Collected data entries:
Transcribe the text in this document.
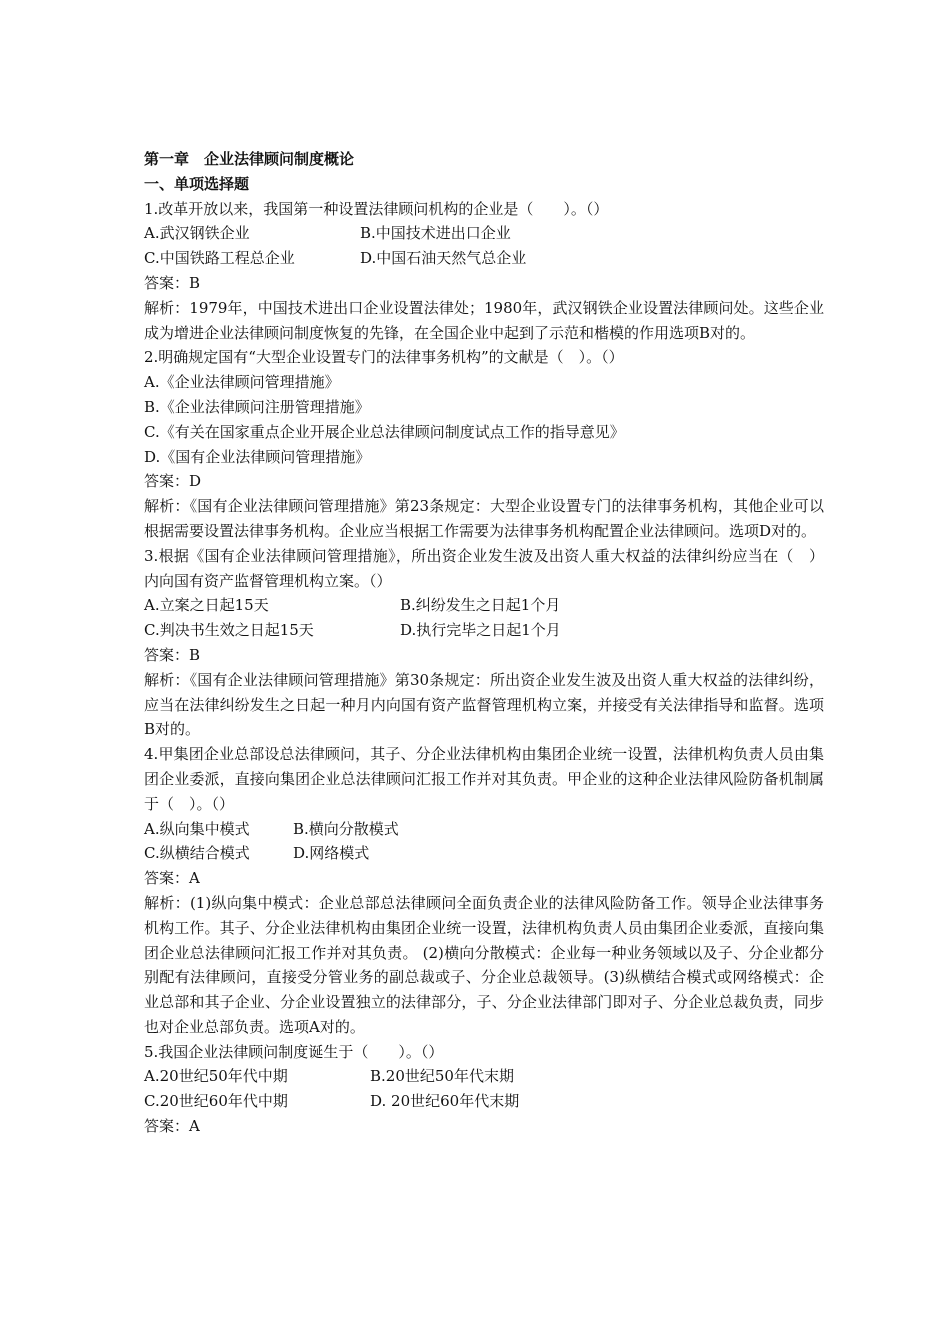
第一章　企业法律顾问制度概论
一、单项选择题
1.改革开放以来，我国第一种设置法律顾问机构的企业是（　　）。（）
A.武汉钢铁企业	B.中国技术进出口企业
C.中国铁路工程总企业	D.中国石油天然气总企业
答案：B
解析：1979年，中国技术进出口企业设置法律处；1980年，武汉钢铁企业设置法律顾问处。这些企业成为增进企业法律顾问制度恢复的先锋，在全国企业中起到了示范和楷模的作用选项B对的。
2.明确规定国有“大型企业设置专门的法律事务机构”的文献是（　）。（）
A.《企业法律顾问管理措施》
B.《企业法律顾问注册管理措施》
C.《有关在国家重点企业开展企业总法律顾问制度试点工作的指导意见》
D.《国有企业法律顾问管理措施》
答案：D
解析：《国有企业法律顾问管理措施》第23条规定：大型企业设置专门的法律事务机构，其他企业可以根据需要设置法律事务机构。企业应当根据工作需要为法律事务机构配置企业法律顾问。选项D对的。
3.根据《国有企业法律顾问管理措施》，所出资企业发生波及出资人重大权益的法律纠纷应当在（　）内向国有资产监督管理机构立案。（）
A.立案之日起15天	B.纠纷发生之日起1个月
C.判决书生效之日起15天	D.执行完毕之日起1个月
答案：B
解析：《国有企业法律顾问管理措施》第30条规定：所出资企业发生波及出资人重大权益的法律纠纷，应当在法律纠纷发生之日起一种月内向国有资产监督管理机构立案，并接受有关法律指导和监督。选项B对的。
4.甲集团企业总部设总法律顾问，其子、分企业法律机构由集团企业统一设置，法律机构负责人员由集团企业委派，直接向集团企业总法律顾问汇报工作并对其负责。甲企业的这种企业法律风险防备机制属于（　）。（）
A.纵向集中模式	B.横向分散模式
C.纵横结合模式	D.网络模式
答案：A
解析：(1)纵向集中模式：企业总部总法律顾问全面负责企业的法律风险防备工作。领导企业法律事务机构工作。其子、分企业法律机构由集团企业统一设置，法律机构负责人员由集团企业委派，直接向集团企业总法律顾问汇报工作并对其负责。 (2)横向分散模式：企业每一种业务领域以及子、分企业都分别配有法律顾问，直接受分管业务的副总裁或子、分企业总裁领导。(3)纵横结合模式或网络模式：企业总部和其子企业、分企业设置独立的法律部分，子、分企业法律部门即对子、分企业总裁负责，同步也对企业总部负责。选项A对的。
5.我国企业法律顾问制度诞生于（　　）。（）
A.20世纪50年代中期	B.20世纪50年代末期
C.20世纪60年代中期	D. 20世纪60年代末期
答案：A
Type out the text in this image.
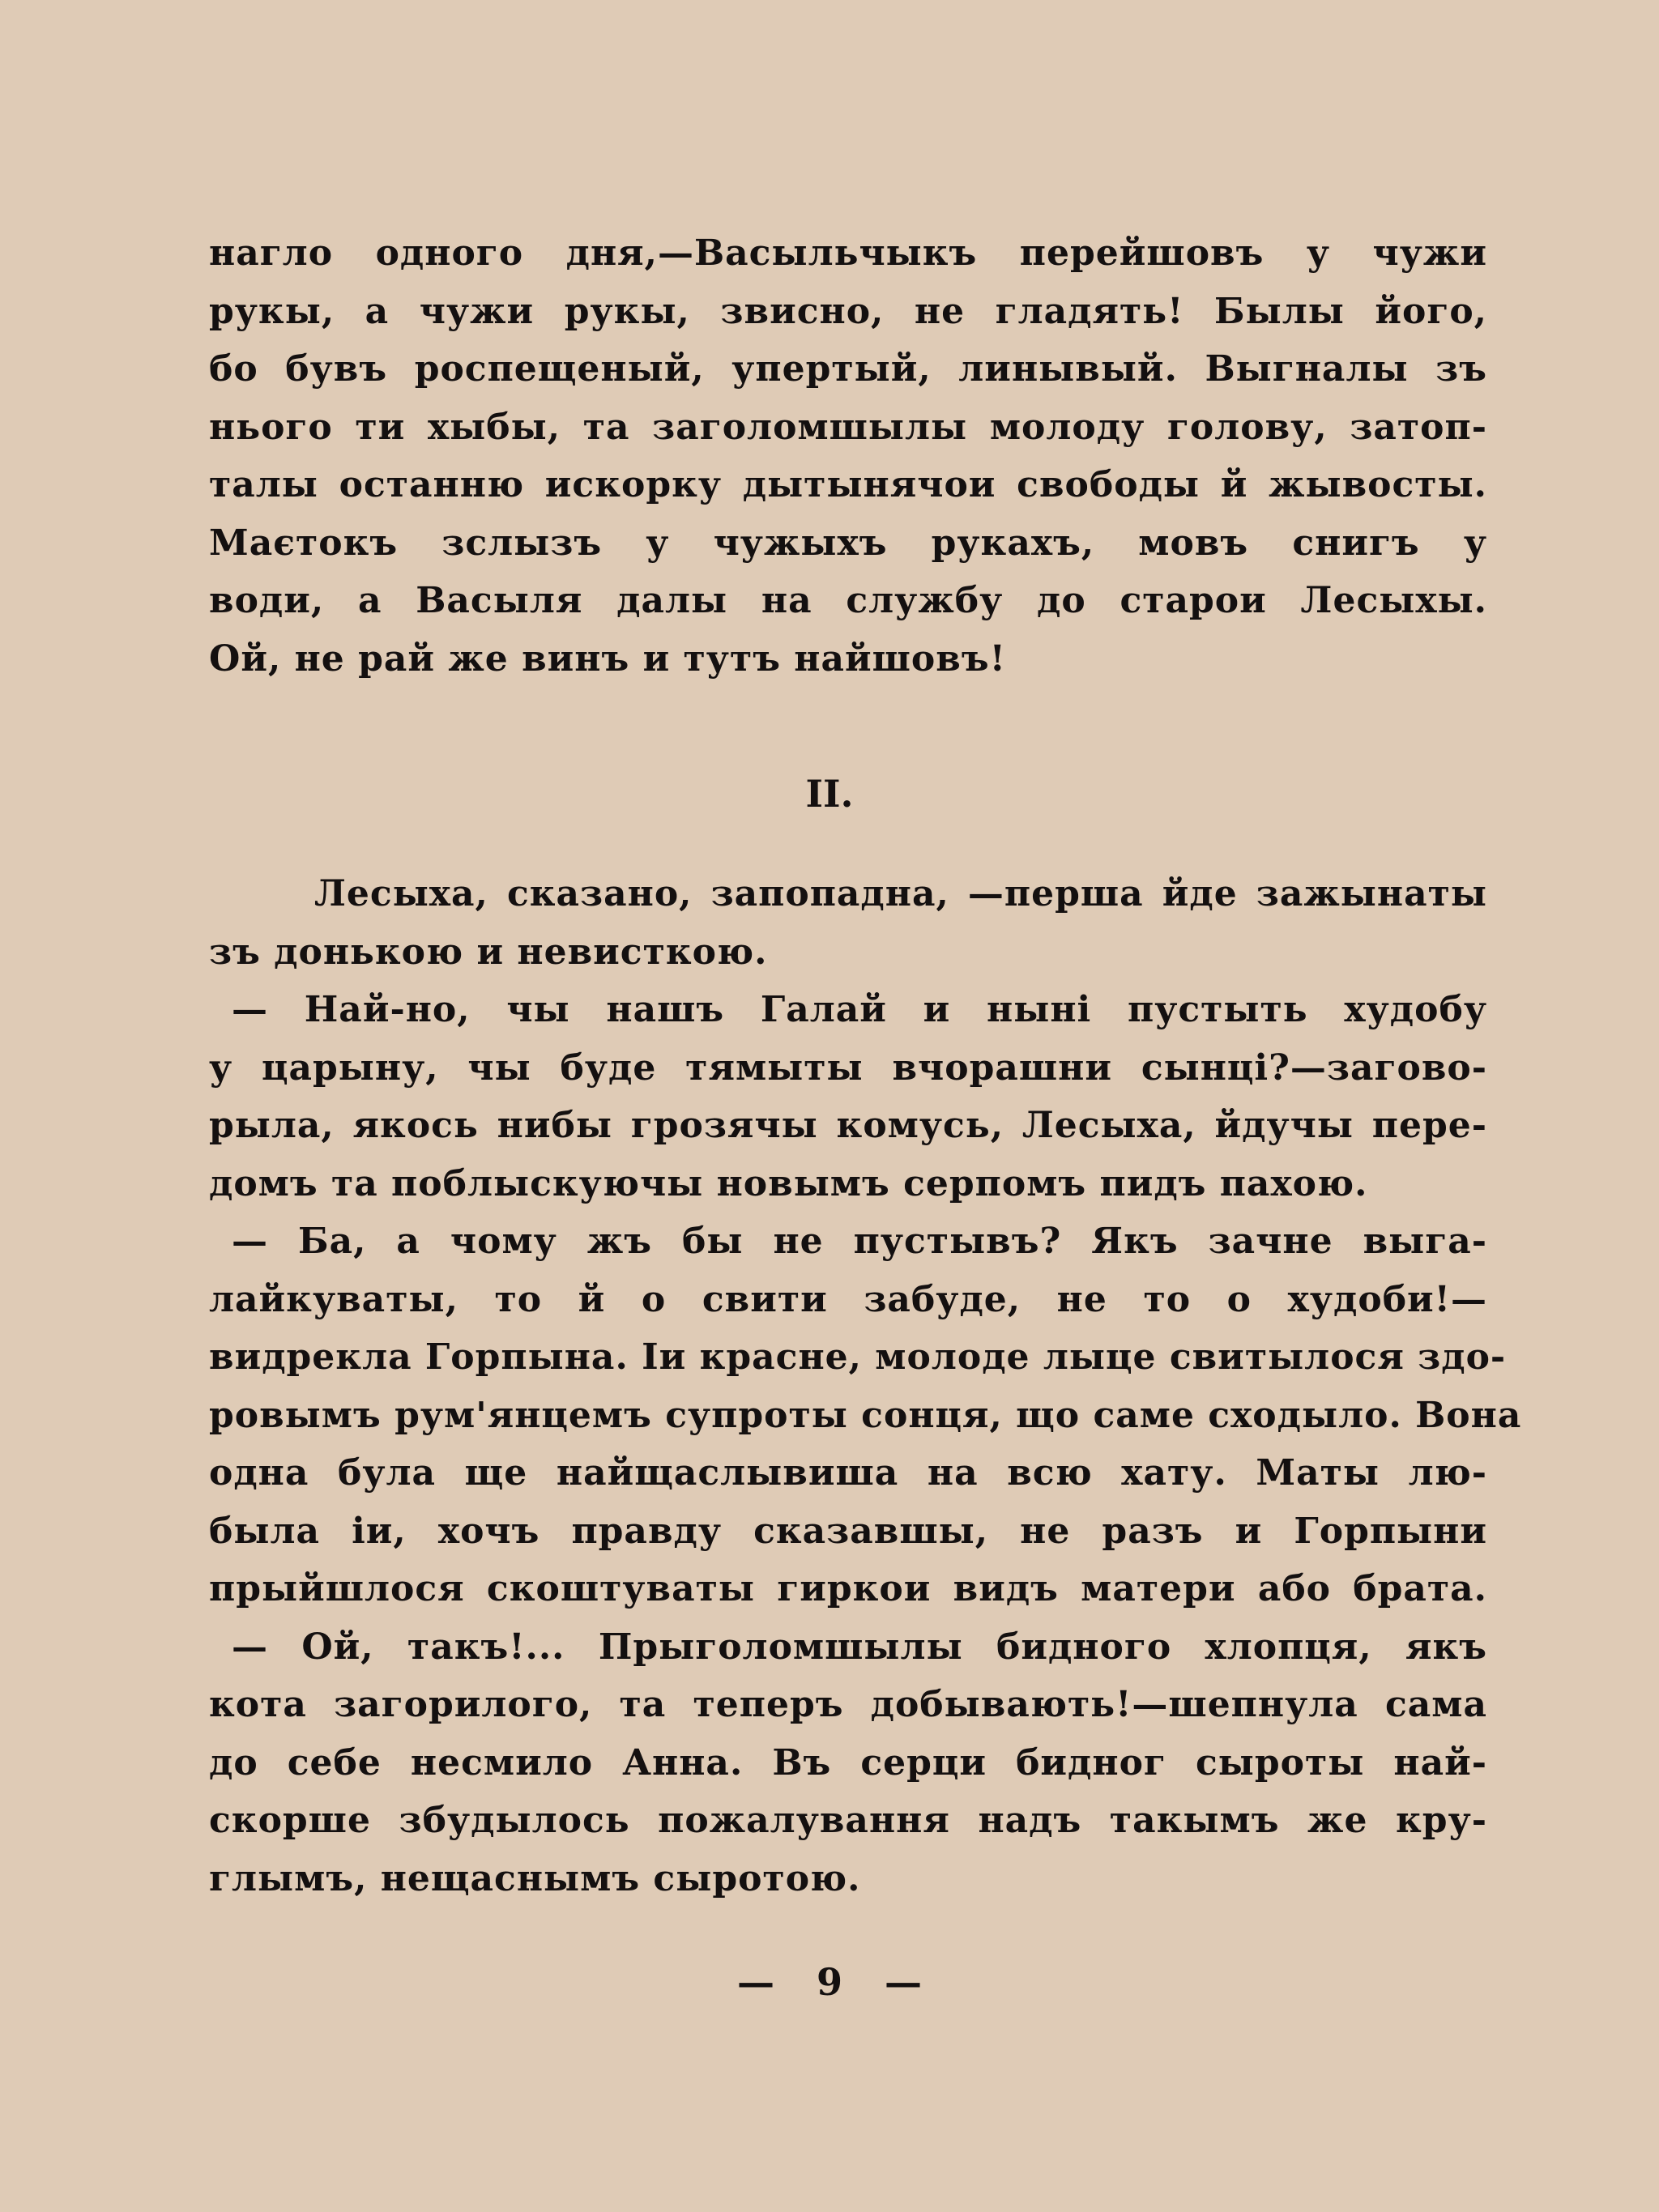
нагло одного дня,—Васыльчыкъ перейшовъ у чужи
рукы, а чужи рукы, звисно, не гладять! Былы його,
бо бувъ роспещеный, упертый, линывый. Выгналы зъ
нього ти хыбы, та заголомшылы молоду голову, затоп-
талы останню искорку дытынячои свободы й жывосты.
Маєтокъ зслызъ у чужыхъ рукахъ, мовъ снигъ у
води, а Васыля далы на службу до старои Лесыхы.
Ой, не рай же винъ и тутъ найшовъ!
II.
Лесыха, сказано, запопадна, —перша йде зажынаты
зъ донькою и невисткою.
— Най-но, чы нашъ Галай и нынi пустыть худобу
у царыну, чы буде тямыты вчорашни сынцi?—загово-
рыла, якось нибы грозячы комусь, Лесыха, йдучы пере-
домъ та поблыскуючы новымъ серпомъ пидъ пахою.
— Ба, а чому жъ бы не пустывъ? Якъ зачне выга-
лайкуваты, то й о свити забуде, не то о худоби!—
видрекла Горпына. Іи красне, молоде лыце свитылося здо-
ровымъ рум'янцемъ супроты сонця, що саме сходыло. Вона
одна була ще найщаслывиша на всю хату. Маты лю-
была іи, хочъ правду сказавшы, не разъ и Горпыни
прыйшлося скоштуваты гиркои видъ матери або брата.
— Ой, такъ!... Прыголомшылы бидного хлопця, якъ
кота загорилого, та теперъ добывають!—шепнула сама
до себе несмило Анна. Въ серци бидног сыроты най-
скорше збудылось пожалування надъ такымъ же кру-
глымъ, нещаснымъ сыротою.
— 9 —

* _STATED PROBLEM_: Return each full line of the entries that contains the word "this".

* _SOLVED PROBLEM_:
Transcribe the text in this document.
Type out the text in this image.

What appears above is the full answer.